• Given exercise: Repeat the following lines in full, with every character kept as it stands in the records.

(Element box records)
↓

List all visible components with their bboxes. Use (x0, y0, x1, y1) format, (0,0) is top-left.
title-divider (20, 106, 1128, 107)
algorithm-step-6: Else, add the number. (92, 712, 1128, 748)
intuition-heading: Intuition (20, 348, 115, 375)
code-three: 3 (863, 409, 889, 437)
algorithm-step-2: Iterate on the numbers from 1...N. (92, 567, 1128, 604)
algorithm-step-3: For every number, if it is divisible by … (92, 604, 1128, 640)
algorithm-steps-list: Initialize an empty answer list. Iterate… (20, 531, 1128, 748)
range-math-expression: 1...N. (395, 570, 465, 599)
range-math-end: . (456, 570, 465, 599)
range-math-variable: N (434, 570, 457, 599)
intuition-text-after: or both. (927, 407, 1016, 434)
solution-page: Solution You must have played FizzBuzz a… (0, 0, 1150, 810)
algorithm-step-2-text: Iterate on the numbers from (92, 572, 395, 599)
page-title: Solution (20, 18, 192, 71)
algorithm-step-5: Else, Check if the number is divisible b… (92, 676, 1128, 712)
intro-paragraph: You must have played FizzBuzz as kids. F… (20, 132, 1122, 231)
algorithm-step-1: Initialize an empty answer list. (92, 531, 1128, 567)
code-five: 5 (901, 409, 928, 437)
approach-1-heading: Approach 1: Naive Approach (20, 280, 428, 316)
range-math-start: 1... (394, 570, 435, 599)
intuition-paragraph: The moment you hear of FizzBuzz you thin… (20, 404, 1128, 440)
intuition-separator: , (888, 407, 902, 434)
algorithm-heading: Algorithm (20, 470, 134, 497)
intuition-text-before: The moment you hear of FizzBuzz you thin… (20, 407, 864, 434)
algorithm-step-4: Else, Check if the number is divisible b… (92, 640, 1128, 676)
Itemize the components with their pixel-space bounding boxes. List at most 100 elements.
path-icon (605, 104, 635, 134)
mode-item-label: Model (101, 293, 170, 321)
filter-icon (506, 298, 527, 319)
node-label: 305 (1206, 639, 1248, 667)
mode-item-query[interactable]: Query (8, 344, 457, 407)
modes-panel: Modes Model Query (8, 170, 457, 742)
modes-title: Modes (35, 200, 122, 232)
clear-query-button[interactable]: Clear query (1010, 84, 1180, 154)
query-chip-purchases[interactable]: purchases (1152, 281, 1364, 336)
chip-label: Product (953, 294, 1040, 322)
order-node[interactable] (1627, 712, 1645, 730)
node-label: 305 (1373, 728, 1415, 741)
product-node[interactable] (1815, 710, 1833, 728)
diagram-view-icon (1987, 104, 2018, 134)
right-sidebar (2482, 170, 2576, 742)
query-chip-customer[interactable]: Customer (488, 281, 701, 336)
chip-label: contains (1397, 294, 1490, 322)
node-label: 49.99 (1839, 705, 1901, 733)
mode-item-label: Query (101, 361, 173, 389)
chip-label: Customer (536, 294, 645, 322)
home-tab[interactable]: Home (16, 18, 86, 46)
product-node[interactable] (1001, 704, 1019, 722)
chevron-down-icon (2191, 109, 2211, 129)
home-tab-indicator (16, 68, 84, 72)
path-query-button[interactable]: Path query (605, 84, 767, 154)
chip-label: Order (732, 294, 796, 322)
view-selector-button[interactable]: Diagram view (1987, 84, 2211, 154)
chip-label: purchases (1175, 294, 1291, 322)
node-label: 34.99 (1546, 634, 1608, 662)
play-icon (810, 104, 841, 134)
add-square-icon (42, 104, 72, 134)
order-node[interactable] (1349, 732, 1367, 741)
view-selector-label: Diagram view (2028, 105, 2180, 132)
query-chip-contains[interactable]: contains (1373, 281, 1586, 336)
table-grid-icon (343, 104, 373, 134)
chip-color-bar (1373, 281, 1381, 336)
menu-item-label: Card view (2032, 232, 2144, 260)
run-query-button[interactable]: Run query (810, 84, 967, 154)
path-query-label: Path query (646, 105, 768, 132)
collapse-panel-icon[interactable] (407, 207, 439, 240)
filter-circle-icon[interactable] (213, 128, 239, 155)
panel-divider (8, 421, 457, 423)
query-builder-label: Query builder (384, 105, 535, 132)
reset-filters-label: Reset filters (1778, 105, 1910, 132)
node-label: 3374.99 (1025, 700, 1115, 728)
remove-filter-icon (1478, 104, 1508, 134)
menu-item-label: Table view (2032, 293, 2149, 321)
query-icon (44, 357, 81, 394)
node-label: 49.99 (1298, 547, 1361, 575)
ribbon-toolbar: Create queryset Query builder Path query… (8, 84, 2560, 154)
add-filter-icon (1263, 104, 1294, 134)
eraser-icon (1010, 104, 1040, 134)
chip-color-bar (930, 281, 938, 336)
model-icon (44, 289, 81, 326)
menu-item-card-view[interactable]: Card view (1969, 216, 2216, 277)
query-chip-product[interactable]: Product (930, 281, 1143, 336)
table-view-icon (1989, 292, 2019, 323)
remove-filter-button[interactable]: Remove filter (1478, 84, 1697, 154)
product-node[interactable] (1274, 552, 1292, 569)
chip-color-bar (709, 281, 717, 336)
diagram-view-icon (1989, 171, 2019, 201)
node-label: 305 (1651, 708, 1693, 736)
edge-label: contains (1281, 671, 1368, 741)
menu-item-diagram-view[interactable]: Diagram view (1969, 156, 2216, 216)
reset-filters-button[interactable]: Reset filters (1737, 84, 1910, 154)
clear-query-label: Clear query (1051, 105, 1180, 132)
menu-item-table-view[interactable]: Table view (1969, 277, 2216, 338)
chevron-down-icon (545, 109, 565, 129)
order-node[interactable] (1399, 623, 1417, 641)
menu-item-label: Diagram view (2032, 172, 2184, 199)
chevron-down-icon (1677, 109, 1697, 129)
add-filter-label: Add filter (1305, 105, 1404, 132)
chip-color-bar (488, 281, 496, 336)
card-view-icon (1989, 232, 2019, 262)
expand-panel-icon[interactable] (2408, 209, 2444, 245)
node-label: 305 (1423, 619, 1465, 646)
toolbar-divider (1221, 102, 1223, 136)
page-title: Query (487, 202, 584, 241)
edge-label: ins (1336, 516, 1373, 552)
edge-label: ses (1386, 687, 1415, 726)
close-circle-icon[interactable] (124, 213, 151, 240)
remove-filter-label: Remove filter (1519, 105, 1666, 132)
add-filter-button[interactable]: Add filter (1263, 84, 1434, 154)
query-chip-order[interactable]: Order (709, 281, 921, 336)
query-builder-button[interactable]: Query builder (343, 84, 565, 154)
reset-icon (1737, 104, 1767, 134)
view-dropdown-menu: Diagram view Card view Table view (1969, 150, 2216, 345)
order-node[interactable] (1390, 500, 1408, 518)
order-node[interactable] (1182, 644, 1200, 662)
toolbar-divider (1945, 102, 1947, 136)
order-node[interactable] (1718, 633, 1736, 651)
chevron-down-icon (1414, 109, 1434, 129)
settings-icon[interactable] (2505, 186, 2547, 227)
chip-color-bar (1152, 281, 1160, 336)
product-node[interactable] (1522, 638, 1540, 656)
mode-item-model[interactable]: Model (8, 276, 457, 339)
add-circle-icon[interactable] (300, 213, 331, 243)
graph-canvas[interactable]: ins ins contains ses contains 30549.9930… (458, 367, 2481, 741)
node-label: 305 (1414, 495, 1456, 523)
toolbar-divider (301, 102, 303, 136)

↑

• The output:
List all visible components with their bboxes. Use (x0, y0, x1, y1) format, (0,0) is top-left.
title-divider (20, 106, 1128, 107)
algorithm-step-6: Else, add the number. (92, 712, 1128, 748)
intuition-heading: Intuition (20, 348, 115, 375)
code-three: 3 (863, 409, 889, 437)
algorithm-step-2: Iterate on the numbers from 1...N. (92, 567, 1128, 604)
algorithm-step-3: For every number, if it is divisible by … (92, 604, 1128, 640)
algorithm-steps-list: Initialize an empty answer list. Iterate… (20, 531, 1128, 748)
range-math-expression: 1...N. (395, 570, 465, 599)
range-math-end: . (456, 570, 465, 599)
range-math-variable: N (434, 570, 457, 599)
intuition-text-after: or both. (927, 407, 1016, 434)
solution-page: Solution You must have played FizzBuzz a… (0, 0, 1150, 810)
algorithm-step-2-text: Iterate on the numbers from (92, 572, 395, 599)
page-title: Solution (20, 18, 192, 71)
algorithm-step-5: Else, Check if the number is divisible b… (92, 676, 1128, 712)
intro-paragraph: You must have played FizzBuzz as kids. F… (20, 132, 1122, 231)
algorithm-step-1: Initialize an empty answer list. (92, 531, 1128, 567)
code-five: 5 (901, 409, 928, 437)
approach-1-heading: Approach 1: Naive Approach (20, 280, 428, 316)
range-math-start: 1... (394, 570, 435, 599)
intuition-paragraph: The moment you hear of FizzBuzz you thin… (20, 404, 1128, 440)
intuition-separator: , (888, 407, 902, 434)
algorithm-heading: Algorithm (20, 470, 134, 497)
intuition-text-before: The moment you hear of FizzBuzz you thin… (20, 407, 864, 434)
algorithm-step-4: Else, Check if the number is divisible b… (92, 640, 1128, 676)
Itemize the components with their pixel-space bounding boxes. List at most 100 elements.
path-icon (605, 104, 635, 134)
mode-item-label: Model (101, 293, 170, 321)
filter-icon (506, 298, 527, 319)
node-label: 305 (1206, 639, 1248, 667)
mode-item-query[interactable]: Query (8, 344, 457, 407)
modes-panel: Modes Model Query (8, 170, 457, 742)
modes-title: Modes (35, 200, 122, 232)
clear-query-button[interactable]: Clear query (1010, 84, 1180, 154)
query-chip-purchases[interactable]: purchases (1152, 281, 1364, 336)
chip-label: Product (953, 294, 1040, 322)
order-node[interactable] (1627, 712, 1645, 730)
node-label: 305 (1373, 728, 1415, 741)
product-node[interactable] (1815, 710, 1833, 728)
diagram-view-icon (1987, 104, 2018, 134)
right-sidebar (2482, 170, 2576, 742)
query-chip-customer[interactable]: Customer (488, 281, 701, 336)
chip-label: contains (1397, 294, 1490, 322)
node-label: 49.99 (1839, 705, 1901, 733)
mode-item-label: Query (101, 361, 173, 389)
chip-label: Customer (536, 294, 645, 322)
home-tab[interactable]: Home (16, 18, 86, 46)
product-node[interactable] (1001, 704, 1019, 722)
chevron-down-icon (2191, 109, 2211, 129)
home-tab-indicator (16, 68, 84, 72)
path-query-button[interactable]: Path query (605, 84, 767, 154)
chip-label: Order (732, 294, 796, 322)
view-selector-button[interactable]: Diagram view (1987, 84, 2211, 154)
chip-label: purchases (1175, 294, 1291, 322)
node-label: 34.99 (1546, 634, 1608, 662)
play-icon (810, 104, 841, 134)
add-square-icon (42, 104, 72, 134)
order-node[interactable] (1349, 732, 1367, 741)
view-selector-label: Diagram view (2028, 105, 2180, 132)
query-chip-contains[interactable]: contains (1373, 281, 1586, 336)
table-grid-icon (343, 104, 373, 134)
chip-color-bar (1373, 281, 1381, 336)
menu-item-label: Card view (2032, 232, 2144, 260)
run-query-button[interactable]: Run query (810, 84, 967, 154)
path-query-label: Path query (646, 105, 768, 132)
collapse-panel-icon[interactable] (407, 207, 439, 240)
filter-circle-icon[interactable] (213, 128, 239, 155)
panel-divider (8, 421, 457, 423)
query-builder-label: Query builder (384, 105, 535, 132)
reset-filters-label: Reset filters (1778, 105, 1910, 132)
node-label: 3374.99 (1025, 700, 1115, 728)
remove-filter-icon (1478, 104, 1508, 134)
menu-item-label: Table view (2032, 293, 2149, 321)
query-icon (44, 357, 81, 394)
node-label: 49.99 (1298, 547, 1361, 575)
ribbon-toolbar: Create queryset Query builder Path query… (8, 84, 2560, 154)
add-filter-icon (1263, 104, 1294, 134)
eraser-icon (1010, 104, 1040, 134)
chip-color-bar (930, 281, 938, 336)
model-icon (44, 289, 81, 326)
menu-item-card-view[interactable]: Card view (1969, 216, 2216, 277)
query-chip-product[interactable]: Product (930, 281, 1143, 336)
table-view-icon (1989, 292, 2019, 323)
remove-filter-button[interactable]: Remove filter (1478, 84, 1697, 154)
product-node[interactable] (1274, 552, 1292, 569)
chip-color-bar (709, 281, 717, 336)
diagram-view-icon (1989, 171, 2019, 201)
node-label: 305 (1651, 708, 1693, 736)
edge-label: contains (1281, 671, 1368, 741)
menu-item-diagram-view[interactable]: Diagram view (1969, 156, 2216, 216)
reset-filters-button[interactable]: Reset filters (1737, 84, 1910, 154)
clear-query-label: Clear query (1051, 105, 1180, 132)
menu-item-table-view[interactable]: Table view (1969, 277, 2216, 338)
chevron-down-icon (545, 109, 565, 129)
order-node[interactable] (1399, 623, 1417, 641)
menu-item-label: Diagram view (2032, 172, 2184, 199)
chevron-down-icon (1677, 109, 1697, 129)
add-filter-label: Add filter (1305, 105, 1404, 132)
chip-color-bar (488, 281, 496, 336)
card-view-icon (1989, 232, 2019, 262)
expand-panel-icon[interactable] (2408, 209, 2444, 245)
node-label: 305 (1423, 619, 1465, 646)
toolbar-divider (1221, 102, 1223, 136)
page-title: Query (487, 202, 584, 241)
edge-label: ins (1336, 516, 1373, 552)
edge-label: ses (1386, 687, 1415, 726)
close-circle-icon[interactable] (124, 213, 151, 240)
remove-filter-label: Remove filter (1519, 105, 1666, 132)
add-filter-button[interactable]: Add filter (1263, 84, 1434, 154)
query-chip-order[interactable]: Order (709, 281, 921, 336)
query-builder-button[interactable]: Query builder (343, 84, 565, 154)
reset-icon (1737, 104, 1767, 134)
view-dropdown-menu: Diagram view Card view Table view (1969, 150, 2216, 345)
order-node[interactable] (1390, 500, 1408, 518)
order-node[interactable] (1182, 644, 1200, 662)
toolbar-divider (1945, 102, 1947, 136)
order-node[interactable] (1718, 633, 1736, 651)
chevron-down-icon (1414, 109, 1434, 129)
settings-icon[interactable] (2505, 186, 2547, 227)
chip-color-bar (1152, 281, 1160, 336)
product-node[interactable] (1522, 638, 1540, 656)
mode-item-model[interactable]: Model (8, 276, 457, 339)
add-circle-icon[interactable] (300, 213, 331, 243)
graph-canvas[interactable]: ins ins contains ses contains 30549.9930… (458, 367, 2481, 741)
node-label: 305 (1414, 495, 1456, 523)
toolbar-divider (301, 102, 303, 136)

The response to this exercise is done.